Required work: Give the number of lines in the listing that hold the word "мышьяка". Write nothing but that number.

Saved data entries:
□ □ □ □ □ □ □
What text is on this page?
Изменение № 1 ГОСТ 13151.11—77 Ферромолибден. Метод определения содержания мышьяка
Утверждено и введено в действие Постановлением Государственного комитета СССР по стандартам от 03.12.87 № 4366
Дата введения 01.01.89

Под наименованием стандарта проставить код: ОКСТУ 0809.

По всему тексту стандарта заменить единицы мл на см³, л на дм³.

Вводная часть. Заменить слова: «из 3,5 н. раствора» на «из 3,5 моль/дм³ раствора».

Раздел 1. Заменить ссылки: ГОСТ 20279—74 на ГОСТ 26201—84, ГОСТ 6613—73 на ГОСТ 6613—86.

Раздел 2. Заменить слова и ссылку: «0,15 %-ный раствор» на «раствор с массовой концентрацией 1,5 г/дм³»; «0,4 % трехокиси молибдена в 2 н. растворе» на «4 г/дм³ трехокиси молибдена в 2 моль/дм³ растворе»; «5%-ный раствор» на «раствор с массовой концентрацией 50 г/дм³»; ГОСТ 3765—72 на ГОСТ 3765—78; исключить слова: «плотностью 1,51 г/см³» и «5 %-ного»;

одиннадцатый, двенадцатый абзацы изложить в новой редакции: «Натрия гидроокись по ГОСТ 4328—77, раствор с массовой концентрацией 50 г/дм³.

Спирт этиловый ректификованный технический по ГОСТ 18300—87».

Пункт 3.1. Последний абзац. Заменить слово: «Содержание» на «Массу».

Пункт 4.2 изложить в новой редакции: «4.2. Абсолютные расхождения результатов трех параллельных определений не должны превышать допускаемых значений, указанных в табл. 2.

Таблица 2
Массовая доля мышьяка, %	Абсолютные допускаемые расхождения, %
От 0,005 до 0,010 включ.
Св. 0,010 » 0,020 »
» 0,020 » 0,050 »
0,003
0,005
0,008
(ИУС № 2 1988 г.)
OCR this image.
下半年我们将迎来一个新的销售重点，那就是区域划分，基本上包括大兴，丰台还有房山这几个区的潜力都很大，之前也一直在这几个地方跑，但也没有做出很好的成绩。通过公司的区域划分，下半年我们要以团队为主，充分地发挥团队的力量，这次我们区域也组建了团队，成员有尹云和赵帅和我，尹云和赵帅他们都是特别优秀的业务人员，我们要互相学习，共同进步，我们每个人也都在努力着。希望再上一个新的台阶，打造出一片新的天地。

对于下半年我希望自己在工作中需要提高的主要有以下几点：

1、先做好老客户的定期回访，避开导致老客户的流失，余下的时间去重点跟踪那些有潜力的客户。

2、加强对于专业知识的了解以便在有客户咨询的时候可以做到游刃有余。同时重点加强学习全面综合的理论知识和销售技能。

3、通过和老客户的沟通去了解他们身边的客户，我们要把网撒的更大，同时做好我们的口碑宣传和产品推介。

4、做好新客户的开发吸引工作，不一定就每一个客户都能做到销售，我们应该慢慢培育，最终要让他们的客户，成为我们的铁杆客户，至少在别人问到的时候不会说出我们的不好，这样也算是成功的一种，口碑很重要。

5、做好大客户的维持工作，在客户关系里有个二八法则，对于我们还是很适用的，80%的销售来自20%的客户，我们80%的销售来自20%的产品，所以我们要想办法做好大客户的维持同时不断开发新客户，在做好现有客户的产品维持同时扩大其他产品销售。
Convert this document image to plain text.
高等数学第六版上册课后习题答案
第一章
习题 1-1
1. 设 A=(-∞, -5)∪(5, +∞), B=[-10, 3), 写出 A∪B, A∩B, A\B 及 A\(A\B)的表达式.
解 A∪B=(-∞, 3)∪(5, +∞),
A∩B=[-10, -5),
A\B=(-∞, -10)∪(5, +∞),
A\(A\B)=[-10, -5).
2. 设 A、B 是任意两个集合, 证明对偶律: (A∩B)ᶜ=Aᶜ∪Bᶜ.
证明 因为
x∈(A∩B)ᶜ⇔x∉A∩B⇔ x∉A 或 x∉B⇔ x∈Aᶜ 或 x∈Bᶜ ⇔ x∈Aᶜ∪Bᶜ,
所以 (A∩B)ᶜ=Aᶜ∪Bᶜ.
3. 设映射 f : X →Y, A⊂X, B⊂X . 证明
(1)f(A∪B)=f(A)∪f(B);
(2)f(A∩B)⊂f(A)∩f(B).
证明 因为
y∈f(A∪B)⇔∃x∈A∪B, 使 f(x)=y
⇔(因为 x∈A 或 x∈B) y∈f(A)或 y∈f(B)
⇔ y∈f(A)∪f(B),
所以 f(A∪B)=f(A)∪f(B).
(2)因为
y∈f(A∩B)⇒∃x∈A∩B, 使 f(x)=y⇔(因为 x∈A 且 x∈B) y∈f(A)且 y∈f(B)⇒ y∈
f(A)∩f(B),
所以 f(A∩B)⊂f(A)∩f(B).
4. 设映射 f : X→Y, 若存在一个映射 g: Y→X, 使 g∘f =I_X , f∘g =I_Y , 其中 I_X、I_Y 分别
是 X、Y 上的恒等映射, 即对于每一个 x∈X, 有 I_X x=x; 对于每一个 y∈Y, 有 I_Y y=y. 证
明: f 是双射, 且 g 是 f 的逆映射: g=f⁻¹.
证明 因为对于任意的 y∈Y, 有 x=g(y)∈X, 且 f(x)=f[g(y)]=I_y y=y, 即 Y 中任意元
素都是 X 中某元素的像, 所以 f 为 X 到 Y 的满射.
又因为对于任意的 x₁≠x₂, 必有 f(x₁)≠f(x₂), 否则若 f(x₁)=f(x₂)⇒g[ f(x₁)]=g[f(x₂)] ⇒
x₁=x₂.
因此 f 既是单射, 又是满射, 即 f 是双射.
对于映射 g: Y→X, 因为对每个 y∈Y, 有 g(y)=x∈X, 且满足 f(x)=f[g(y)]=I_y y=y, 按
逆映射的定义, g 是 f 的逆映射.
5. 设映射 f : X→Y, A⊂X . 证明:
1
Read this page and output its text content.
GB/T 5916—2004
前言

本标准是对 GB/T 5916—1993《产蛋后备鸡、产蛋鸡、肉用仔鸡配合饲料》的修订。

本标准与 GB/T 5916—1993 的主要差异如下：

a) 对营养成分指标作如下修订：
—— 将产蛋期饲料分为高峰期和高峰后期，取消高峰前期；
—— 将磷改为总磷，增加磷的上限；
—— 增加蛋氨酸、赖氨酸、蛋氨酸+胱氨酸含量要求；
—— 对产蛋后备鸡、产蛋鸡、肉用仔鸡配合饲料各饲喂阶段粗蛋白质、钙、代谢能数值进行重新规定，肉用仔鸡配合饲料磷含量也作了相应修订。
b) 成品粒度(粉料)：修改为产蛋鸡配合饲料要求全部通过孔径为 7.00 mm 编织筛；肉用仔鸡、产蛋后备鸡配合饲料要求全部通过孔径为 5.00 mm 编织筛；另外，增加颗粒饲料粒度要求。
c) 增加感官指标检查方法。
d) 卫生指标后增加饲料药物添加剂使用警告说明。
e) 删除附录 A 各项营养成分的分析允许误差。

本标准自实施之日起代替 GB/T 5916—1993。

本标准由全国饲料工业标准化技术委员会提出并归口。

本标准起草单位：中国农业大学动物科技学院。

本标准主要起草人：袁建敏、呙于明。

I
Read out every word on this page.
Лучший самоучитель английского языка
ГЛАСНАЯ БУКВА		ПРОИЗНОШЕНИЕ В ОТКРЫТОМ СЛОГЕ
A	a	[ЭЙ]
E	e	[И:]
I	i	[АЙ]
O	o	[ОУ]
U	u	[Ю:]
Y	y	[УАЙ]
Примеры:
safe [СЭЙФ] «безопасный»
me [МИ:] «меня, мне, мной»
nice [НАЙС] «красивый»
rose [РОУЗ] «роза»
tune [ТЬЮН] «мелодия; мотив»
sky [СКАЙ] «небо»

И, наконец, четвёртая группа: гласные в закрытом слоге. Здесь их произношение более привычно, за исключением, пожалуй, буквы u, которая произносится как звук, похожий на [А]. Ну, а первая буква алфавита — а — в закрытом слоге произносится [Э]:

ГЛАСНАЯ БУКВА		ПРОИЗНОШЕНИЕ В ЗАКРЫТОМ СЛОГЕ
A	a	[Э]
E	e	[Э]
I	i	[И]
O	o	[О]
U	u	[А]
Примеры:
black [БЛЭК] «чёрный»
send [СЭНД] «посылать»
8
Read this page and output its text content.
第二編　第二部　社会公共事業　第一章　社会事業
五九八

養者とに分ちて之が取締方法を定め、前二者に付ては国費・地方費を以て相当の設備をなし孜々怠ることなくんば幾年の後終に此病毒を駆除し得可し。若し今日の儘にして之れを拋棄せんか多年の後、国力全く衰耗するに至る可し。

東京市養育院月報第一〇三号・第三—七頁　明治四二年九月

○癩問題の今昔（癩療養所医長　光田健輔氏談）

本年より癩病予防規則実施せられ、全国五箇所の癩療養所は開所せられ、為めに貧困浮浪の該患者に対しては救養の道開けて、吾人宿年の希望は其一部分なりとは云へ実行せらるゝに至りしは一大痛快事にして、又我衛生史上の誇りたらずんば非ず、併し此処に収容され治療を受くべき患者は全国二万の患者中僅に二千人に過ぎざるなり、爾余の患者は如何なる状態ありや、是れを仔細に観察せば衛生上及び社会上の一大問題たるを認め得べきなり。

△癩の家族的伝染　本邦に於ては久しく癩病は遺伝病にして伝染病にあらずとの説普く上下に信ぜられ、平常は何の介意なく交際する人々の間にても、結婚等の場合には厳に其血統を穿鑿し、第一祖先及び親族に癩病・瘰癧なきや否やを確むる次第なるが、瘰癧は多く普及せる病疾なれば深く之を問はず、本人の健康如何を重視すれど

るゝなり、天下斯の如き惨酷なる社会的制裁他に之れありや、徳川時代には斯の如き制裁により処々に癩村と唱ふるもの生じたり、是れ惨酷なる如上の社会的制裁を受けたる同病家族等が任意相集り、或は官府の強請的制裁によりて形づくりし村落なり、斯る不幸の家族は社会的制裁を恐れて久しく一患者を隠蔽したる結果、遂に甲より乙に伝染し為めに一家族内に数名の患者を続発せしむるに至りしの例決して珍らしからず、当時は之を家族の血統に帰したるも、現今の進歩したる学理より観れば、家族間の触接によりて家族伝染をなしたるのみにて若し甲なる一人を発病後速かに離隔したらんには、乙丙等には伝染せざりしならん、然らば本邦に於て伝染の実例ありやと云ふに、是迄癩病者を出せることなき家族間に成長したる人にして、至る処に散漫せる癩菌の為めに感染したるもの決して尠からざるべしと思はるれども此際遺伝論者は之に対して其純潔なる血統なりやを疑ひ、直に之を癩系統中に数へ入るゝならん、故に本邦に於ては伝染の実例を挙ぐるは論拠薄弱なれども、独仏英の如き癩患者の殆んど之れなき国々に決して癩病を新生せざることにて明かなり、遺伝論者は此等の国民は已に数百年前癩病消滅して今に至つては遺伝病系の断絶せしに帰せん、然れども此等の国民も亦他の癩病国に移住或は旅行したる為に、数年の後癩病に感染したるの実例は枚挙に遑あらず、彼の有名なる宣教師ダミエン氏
□ □ □ □ □ □ □
Task result: 2